Provided records:
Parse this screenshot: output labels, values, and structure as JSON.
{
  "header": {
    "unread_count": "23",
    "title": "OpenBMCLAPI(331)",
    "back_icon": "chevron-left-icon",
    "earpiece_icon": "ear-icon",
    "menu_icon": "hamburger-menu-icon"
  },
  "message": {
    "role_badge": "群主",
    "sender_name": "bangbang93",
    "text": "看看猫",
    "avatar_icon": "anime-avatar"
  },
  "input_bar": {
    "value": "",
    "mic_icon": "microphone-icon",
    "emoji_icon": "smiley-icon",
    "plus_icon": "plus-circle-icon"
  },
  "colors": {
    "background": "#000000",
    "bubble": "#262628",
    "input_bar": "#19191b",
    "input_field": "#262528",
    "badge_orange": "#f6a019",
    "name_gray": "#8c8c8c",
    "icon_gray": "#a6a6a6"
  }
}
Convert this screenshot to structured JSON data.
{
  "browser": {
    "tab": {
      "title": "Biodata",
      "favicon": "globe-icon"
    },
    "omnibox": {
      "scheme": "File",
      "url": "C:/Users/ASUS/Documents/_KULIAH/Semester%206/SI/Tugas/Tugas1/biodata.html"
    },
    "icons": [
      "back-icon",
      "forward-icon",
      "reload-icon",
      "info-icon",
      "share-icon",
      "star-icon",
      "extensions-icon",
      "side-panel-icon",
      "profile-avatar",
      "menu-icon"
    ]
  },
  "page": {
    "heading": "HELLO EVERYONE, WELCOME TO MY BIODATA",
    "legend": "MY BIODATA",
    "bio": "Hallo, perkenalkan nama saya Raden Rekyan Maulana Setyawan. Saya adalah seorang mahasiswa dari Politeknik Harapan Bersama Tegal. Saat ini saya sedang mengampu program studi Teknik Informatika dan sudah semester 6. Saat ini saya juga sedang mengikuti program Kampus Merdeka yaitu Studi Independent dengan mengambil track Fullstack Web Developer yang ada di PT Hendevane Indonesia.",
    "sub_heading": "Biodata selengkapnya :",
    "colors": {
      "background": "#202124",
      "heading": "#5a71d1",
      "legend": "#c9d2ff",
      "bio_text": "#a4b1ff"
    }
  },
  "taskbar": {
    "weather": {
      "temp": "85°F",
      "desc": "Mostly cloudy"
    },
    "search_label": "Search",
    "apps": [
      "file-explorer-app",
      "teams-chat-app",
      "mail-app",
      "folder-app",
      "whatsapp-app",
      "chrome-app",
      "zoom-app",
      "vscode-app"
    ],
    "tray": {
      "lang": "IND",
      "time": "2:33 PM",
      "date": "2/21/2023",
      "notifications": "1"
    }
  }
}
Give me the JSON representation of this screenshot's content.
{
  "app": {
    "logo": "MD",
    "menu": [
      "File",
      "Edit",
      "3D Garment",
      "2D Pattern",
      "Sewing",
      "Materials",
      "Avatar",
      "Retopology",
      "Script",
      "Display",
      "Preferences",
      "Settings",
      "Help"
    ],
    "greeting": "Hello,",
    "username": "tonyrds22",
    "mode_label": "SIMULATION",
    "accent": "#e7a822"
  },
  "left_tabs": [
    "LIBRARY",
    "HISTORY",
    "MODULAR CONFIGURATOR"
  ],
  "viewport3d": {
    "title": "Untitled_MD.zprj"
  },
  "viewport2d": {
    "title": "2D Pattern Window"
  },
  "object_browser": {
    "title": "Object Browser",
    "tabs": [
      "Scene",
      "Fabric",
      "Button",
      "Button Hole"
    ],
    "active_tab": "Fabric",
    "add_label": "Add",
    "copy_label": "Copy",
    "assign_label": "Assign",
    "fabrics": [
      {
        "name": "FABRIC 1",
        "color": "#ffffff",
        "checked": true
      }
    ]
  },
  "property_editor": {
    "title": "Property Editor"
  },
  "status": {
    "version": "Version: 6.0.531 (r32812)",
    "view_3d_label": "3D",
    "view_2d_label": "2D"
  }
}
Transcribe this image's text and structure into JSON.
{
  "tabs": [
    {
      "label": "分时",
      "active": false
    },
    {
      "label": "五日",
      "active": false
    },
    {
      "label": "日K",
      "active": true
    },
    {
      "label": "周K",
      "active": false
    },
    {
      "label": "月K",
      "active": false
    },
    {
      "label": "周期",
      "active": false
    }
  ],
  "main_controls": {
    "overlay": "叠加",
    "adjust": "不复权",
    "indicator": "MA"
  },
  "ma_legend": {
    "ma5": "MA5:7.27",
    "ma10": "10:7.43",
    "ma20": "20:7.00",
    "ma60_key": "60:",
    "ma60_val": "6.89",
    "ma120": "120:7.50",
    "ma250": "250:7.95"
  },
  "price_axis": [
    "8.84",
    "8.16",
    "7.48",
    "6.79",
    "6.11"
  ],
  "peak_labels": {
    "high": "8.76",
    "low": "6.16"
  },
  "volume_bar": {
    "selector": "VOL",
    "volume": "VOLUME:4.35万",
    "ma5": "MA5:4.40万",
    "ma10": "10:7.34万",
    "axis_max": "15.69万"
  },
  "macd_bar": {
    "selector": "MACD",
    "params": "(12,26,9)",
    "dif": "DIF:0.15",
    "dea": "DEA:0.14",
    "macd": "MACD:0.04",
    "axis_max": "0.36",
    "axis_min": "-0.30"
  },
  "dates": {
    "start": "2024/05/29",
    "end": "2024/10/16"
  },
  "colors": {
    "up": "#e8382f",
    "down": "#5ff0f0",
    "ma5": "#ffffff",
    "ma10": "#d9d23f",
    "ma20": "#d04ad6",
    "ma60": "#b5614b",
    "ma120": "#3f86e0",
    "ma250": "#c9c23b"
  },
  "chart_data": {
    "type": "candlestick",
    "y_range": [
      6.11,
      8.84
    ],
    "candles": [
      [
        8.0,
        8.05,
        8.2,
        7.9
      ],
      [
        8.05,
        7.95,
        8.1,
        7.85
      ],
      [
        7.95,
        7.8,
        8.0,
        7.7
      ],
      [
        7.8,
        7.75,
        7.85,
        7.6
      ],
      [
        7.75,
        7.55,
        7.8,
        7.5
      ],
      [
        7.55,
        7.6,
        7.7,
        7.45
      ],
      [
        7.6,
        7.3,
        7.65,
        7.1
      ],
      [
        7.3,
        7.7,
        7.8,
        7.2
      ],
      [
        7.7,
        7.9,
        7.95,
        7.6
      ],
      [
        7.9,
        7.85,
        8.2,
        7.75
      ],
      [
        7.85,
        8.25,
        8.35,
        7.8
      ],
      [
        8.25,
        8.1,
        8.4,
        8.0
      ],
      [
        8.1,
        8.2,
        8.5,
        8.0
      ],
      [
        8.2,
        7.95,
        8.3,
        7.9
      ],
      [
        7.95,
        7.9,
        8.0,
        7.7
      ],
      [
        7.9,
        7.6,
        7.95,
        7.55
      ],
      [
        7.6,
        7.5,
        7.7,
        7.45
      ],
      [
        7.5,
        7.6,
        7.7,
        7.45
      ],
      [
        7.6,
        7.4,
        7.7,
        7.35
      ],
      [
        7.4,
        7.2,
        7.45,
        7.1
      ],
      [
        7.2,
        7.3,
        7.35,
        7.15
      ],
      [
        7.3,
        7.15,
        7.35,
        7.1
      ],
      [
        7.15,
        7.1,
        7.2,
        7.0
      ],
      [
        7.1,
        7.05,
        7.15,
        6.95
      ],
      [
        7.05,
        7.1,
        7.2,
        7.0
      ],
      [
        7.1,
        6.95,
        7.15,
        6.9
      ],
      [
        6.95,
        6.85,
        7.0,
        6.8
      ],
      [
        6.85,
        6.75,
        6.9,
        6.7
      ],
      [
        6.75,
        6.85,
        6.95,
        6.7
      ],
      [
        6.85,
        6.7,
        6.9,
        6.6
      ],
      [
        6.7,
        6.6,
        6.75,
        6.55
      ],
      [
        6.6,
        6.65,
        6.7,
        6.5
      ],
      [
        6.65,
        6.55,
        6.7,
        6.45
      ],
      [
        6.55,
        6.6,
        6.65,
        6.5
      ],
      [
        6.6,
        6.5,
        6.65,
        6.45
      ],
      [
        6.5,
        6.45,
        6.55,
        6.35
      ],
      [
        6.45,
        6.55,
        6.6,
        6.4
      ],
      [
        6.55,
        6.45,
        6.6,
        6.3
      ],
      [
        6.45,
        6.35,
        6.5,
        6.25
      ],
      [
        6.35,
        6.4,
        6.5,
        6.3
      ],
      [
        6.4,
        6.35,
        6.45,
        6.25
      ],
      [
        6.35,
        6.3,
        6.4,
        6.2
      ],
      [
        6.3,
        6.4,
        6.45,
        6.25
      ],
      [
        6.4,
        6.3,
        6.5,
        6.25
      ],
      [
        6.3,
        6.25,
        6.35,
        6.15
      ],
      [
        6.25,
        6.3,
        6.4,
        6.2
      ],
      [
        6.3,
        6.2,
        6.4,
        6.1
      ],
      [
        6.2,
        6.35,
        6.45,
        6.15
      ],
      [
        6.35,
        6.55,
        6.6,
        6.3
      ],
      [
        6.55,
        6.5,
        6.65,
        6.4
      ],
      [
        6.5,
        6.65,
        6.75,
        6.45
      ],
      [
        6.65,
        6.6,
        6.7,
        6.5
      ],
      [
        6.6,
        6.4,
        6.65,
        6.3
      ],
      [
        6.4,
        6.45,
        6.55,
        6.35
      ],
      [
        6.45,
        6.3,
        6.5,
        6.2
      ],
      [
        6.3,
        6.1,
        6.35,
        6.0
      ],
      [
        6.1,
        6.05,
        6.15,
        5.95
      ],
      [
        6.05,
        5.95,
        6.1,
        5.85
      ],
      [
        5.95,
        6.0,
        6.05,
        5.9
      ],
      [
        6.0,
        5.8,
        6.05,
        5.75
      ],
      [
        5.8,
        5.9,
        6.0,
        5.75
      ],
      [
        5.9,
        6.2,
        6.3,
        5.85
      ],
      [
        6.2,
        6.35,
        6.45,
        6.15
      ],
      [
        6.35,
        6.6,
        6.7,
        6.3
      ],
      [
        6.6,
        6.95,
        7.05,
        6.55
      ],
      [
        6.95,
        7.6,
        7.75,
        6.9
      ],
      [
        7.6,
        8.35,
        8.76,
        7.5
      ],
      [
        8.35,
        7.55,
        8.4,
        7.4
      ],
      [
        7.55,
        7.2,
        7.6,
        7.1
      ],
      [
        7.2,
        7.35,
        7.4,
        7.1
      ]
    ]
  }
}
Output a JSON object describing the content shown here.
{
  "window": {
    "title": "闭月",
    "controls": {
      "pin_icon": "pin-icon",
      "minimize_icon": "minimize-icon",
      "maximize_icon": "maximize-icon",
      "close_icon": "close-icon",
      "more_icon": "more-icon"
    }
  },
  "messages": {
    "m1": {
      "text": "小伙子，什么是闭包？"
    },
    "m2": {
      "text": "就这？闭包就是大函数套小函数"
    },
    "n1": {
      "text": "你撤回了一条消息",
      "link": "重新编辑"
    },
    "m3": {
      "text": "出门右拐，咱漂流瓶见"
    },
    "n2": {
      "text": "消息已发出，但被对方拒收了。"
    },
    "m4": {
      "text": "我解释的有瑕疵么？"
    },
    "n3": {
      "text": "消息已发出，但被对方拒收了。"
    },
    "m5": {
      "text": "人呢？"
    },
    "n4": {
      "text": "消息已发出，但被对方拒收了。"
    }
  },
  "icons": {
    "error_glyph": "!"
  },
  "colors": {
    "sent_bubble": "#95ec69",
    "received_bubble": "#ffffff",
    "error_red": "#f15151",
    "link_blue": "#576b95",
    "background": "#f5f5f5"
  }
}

Directions:
Repeat, without change, each line of the data above from the one that contains "Output a JSON" through the final line, counting both.

Exercise answer:
Output a JSON object describing the content shown here.
{
  "window": {
    "title": "闭月",
    "controls": {
      "pin_icon": "pin-icon",
      "minimize_icon": "minimize-icon",
      "maximize_icon": "maximize-icon",
      "close_icon": "close-icon",
      "more_icon": "more-icon"
    }
  },
  "messages": {
    "m1": {
      "text": "小伙子，什么是闭包？"
    },
    "m2": {
      "text": "就这？闭包就是大函数套小函数"
    },
    "n1": {
      "text": "你撤回了一条消息",
      "link": "重新编辑"
    },
    "m3": {
      "text": "出门右拐，咱漂流瓶见"
    },
    "n2": {
      "text": "消息已发出，但被对方拒收了。"
    },
    "m4": {
      "text": "我解释的有瑕疵么？"
    },
    "n3": {
      "text": "消息已发出，但被对方拒收了。"
    },
    "m5": {
      "text": "人呢？"
    },
    "n4": {
      "text": "消息已发出，但被对方拒收了。"
    }
  },
  "icons": {
    "error_glyph": "!"
  },
  "colors": {
    "sent_bubble": "#95ec69",
    "received_bubble": "#ffffff",
    "error_red": "#f15151",
    "link_blue": "#576b95",
    "background": "#f5f5f5"
  }
}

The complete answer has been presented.